TASK TO CARRY OUT:
Search the listing for the string "this" and copy every line that contains it.

"""

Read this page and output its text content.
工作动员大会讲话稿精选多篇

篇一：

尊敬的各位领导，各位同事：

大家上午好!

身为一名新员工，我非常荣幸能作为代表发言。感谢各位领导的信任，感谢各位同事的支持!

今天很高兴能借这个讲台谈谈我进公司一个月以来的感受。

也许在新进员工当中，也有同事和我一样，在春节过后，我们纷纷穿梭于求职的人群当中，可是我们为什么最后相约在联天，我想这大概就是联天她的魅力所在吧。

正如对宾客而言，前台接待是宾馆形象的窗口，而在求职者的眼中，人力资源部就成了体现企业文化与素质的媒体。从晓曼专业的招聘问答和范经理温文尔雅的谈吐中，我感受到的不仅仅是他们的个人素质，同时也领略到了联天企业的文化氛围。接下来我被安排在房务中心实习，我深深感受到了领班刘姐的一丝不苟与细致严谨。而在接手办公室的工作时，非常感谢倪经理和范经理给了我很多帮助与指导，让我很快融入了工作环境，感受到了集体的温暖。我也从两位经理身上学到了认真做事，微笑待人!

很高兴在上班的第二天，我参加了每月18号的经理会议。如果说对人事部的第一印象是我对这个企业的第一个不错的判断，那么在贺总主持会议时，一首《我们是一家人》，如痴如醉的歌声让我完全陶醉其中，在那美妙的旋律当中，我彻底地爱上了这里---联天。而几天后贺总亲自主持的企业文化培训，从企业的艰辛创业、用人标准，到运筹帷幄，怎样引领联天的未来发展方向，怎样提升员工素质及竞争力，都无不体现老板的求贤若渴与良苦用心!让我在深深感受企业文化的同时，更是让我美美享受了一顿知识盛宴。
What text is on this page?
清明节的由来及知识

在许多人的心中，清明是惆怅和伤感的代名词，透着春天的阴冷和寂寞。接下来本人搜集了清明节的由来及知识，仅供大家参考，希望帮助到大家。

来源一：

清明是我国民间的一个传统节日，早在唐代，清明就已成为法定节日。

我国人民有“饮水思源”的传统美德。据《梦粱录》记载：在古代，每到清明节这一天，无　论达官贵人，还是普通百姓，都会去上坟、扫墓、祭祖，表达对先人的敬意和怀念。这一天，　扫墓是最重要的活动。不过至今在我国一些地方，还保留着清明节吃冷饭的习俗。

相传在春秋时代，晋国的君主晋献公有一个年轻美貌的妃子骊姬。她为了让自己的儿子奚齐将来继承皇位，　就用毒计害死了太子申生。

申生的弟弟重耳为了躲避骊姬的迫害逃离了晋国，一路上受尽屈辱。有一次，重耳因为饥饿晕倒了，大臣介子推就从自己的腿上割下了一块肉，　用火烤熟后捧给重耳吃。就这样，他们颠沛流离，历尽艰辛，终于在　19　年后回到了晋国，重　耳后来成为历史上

"""
"""

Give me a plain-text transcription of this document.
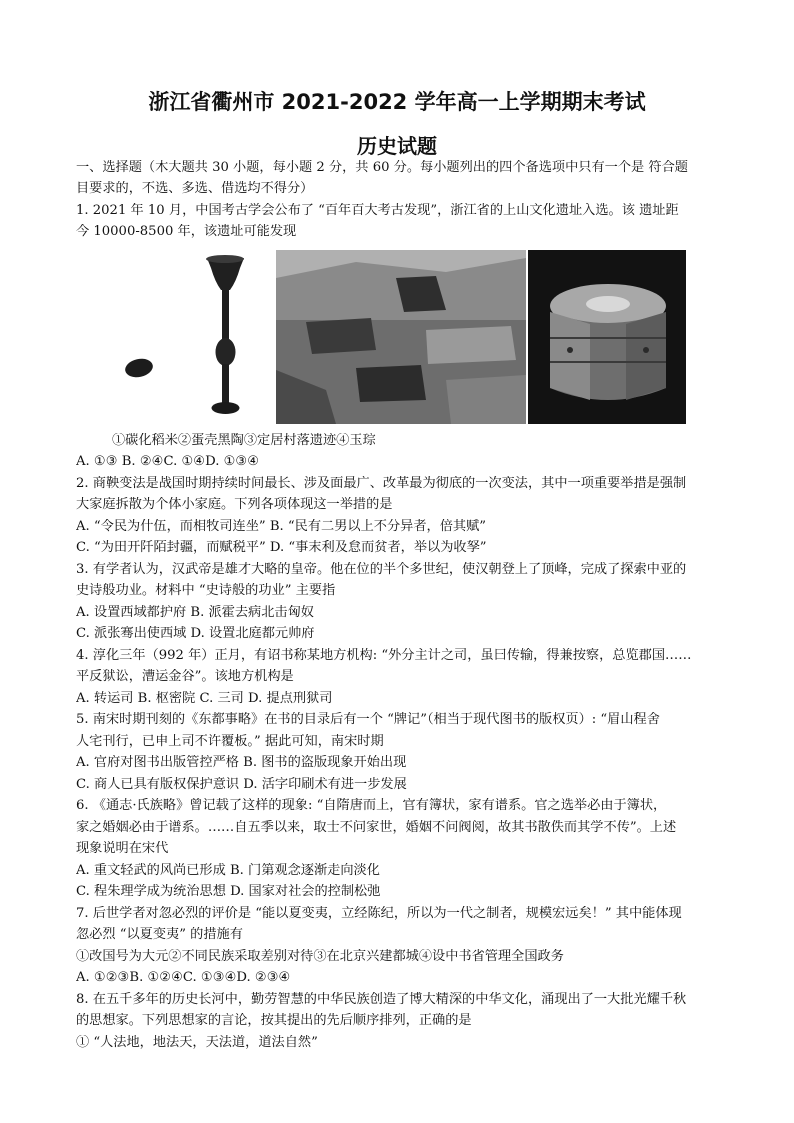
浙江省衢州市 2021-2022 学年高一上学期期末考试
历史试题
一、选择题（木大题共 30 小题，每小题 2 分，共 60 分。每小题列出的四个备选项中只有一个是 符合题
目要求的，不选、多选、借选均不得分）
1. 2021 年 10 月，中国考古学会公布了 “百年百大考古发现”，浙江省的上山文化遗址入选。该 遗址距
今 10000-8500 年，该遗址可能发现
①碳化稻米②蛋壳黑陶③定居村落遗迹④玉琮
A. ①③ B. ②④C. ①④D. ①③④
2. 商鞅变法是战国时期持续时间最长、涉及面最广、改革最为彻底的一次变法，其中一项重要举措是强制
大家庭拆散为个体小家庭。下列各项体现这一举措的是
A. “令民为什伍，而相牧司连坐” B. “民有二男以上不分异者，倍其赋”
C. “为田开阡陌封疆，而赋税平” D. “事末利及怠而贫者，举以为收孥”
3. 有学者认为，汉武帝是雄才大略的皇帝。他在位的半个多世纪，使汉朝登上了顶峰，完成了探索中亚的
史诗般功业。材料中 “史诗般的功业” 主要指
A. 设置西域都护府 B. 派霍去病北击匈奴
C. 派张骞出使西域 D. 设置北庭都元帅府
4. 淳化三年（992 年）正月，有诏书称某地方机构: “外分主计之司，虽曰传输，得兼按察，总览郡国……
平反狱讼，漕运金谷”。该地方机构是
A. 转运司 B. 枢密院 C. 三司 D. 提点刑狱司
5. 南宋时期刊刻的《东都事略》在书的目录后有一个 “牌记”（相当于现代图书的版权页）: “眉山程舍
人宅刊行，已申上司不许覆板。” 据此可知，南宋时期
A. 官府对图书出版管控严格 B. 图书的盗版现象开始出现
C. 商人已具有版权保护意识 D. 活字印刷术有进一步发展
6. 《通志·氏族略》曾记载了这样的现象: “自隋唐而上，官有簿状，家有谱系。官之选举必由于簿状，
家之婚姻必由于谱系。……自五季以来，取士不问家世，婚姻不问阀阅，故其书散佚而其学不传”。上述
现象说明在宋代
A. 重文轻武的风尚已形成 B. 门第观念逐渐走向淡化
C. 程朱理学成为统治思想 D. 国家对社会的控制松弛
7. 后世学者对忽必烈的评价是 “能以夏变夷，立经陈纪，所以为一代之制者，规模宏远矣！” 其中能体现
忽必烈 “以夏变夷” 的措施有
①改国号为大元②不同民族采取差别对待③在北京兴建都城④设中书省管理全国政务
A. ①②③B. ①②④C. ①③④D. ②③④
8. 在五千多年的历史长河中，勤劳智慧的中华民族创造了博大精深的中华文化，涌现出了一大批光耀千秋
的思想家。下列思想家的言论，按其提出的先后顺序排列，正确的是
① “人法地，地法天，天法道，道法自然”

"""

COMPLETE ANSWER:
Read this page and output its text content.
What text is on this page?
Give me a plain-text transcription of this document.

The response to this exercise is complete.